Problem
Extract every entry word for word.
● ● ● ●
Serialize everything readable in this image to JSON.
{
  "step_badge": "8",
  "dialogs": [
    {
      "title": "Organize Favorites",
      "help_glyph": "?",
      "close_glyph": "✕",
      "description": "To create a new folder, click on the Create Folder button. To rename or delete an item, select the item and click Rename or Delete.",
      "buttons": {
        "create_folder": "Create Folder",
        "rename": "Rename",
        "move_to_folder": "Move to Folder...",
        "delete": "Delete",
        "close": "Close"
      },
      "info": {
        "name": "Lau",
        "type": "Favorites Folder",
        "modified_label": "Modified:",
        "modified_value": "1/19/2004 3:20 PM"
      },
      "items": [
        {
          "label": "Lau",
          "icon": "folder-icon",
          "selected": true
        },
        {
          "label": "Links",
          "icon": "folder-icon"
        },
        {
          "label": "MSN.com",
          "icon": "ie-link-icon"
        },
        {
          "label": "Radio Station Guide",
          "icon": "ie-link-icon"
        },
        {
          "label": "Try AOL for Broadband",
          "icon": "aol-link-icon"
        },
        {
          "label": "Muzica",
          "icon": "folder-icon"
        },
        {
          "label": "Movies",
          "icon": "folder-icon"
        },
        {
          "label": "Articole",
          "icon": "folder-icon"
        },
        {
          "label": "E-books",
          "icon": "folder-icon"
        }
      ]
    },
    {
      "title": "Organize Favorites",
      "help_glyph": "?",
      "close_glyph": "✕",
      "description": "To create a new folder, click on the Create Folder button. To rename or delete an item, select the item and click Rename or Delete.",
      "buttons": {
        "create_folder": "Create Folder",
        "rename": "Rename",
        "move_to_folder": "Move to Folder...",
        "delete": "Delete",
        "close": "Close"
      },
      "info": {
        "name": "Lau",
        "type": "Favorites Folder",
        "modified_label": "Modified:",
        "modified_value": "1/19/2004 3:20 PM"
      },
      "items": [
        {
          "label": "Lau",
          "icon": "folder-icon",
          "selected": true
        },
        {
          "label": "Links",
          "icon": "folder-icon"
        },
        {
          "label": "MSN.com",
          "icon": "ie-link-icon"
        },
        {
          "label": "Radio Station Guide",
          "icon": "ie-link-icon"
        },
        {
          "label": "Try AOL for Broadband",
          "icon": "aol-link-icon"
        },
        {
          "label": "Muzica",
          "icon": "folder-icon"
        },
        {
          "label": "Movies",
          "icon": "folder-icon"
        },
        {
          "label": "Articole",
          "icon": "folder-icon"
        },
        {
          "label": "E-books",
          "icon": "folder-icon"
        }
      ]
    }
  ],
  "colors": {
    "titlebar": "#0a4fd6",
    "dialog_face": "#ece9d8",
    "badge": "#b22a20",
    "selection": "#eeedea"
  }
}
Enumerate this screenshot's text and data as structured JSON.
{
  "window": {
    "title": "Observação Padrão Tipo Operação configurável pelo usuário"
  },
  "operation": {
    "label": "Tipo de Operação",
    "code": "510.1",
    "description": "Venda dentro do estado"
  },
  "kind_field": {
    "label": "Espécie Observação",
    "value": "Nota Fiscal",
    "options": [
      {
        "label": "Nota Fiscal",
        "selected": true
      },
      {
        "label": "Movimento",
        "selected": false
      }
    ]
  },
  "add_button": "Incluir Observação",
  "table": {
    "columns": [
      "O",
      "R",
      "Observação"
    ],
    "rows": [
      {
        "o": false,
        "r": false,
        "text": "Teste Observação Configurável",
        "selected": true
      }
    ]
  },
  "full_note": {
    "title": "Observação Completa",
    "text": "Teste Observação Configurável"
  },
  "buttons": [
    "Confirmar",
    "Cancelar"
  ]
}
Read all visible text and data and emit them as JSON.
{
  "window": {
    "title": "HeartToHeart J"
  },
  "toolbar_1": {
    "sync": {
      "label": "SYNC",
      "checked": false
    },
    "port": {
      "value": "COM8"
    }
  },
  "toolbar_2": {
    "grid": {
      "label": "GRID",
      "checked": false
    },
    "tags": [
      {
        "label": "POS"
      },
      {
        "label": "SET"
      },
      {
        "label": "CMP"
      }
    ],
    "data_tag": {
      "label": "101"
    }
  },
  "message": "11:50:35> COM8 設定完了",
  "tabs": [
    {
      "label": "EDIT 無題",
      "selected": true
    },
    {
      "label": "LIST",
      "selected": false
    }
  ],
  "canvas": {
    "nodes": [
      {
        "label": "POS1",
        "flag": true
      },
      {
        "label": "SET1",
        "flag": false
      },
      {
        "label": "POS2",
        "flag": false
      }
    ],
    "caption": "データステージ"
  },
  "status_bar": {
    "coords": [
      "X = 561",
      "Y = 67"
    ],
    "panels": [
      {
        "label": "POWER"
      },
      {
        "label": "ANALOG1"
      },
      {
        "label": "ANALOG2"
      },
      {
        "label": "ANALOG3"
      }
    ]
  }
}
● ● ● ●
Final answer
Serialize everything readable in this image to JSON.
{
  "step_badge": "8",
  "dialogs": [
    {
      "title": "Organize Favorites",
      "help_glyph": "?",
      "close_glyph": "✕",
      "description": "To create a new folder, click on the Create Folder button. To rename or delete an item, select the item and click Rename or Delete.",
      "buttons": {
        "create_folder": "Create Folder",
        "rename": "Rename",
        "move_to_folder": "Move to Folder...",
        "delete": "Delete",
        "close": "Close"
      },
      "info": {
        "name": "Lau",
        "type": "Favorites Folder",
        "modified_label": "Modified:",
        "modified_value": "1/19/2004 3:20 PM"
      },
      "items": [
        {
          "label": "Lau",
          "icon": "folder-icon",
          "selected": true
        },
        {
          "label": "Links",
          "icon": "folder-icon"
        },
        {
          "label": "MSN.com",
          "icon": "ie-link-icon"
        },
        {
          "label": "Radio Station Guide",
          "icon": "ie-link-icon"
        },
        {
          "label": "Try AOL for Broadband",
          "icon": "aol-link-icon"
        },
        {
          "label": "Muzica",
          "icon": "folder-icon"
        },
        {
          "label": "Movies",
          "icon": "folder-icon"
        },
        {
          "label": "Articole",
          "icon": "folder-icon"
        },
        {
          "label": "E-books",
          "icon": "folder-icon"
        }
      ]
    },
    {
      "title": "Organize Favorites",
      "help_glyph": "?",
      "close_glyph": "✕",
      "description": "To create a new folder, click on the Create Folder button. To rename or delete an item, select the item and click Rename or Delete.",
      "buttons": {
        "create_folder": "Create Folder",
        "rename": "Rename",
        "move_to_folder": "Move to Folder...",
        "delete": "Delete",
        "close": "Close"
      },
      "info": {
        "name": "Lau",
        "type": "Favorites Folder",
        "modified_label": "Modified:",
        "modified_value": "1/19/2004 3:20 PM"
      },
      "items": [
        {
          "label": "Lau",
          "icon": "folder-icon",
          "selected": true
        },
        {
          "label": "Links",
          "icon": "folder-icon"
        },
        {
          "label": "MSN.com",
          "icon": "ie-link-icon"
        },
        {
          "label": "Radio Station Guide",
          "icon": "ie-link-icon"
        },
        {
          "label": "Try AOL for Broadband",
          "icon": "aol-link-icon"
        },
        {
          "label": "Muzica",
          "icon": "folder-icon"
        },
        {
          "label": "Movies",
          "icon": "folder-icon"
        },
        {
          "label": "Articole",
          "icon": "folder-icon"
        },
        {
          "label": "E-books",
          "icon": "folder-icon"
        }
      ]
    }
  ],
  "colors": {
    "titlebar": "#0a4fd6",
    "dialog_face": "#ece9d8",
    "badge": "#b22a20",
    "selection": "#eeedea"
  }
}
Enumerate this screenshot's text and data as structured JSON.
{
  "window": {
    "title": "Observação Padrão Tipo Operação configurável pelo usuário"
  },
  "operation": {
    "label": "Tipo de Operação",
    "code": "510.1",
    "description": "Venda dentro do estado"
  },
  "kind_field": {
    "label": "Espécie Observação",
    "value": "Nota Fiscal",
    "options": [
      {
        "label": "Nota Fiscal",
        "selected": true
      },
      {
        "label": "Movimento",
        "selected": false
      }
    ]
  },
  "add_button": "Incluir Observação",
  "table": {
    "columns": [
      "O",
      "R",
      "Observação"
    ],
    "rows": [
      {
        "o": false,
        "r": false,
        "text": "Teste Observação Configurável",
        "selected": true
      }
    ]
  },
  "full_note": {
    "title": "Observação Completa",
    "text": "Teste Observação Configurável"
  },
  "buttons": [
    "Confirmar",
    "Cancelar"
  ]
}
Read all visible text and data and emit them as JSON.
{
  "window": {
    "title": "HeartToHeart J"
  },
  "toolbar_1": {
    "sync": {
      "label": "SYNC",
      "checked": false
    },
    "port": {
      "value": "COM8"
    }
  },
  "toolbar_2": {
    "grid": {
      "label": "GRID",
      "checked": false
    },
    "tags": [
      {
        "label": "POS"
      },
      {
        "label": "SET"
      },
      {
        "label": "CMP"
      }
    ],
    "data_tag": {
      "label": "101"
    }
  },
  "message": "11:50:35> COM8 設定完了",
  "tabs": [
    {
      "label": "EDIT 無題",
      "selected": true
    },
    {
      "label": "LIST",
      "selected": false
    }
  ],
  "canvas": {
    "nodes": [
      {
        "label": "POS1",
        "flag": true
      },
      {
        "label": "SET1",
        "flag": false
      },
      {
        "label": "POS2",
        "flag": false
      }
    ],
    "caption": "データステージ"
  },
  "status_bar": {
    "coords": [
      "X = 561",
      "Y = 67"
    ],
    "panels": [
      {
        "label": "POWER"
      },
      {
        "label": "ANALOG1"
      },
      {
        "label": "ANALOG2"
      },
      {
        "label": "ANALOG3"
      }
    ]
  }
}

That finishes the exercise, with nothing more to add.